## Challenge
Return each line that holds the word "解一元一次不等式".

= = = = = = =

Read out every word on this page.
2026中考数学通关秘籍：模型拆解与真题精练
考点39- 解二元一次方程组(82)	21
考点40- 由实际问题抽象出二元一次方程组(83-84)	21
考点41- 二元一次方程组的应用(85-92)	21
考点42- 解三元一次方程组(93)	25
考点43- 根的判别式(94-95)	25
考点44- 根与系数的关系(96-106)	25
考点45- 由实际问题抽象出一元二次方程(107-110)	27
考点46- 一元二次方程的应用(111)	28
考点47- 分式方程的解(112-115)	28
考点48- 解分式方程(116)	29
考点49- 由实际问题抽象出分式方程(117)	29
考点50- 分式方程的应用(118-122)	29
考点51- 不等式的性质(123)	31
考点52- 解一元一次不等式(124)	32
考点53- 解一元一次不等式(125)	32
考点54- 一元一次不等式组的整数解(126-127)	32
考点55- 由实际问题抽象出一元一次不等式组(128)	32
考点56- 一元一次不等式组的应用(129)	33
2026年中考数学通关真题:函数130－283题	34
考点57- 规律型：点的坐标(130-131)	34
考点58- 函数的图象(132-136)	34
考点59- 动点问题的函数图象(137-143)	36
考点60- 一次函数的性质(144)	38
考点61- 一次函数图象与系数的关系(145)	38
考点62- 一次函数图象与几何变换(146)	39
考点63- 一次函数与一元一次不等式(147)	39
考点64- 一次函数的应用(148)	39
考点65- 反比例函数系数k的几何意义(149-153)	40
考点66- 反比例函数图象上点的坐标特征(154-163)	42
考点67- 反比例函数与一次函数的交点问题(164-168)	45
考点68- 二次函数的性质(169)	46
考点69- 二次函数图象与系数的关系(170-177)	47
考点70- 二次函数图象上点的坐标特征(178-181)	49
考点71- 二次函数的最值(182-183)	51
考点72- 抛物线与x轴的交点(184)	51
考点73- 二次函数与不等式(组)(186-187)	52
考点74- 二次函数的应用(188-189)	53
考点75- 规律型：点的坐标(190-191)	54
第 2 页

= = = = = = =

## The result
考点52- 解一元一次不等式(124)	32
考点53- 解一元一次不等式(125)	32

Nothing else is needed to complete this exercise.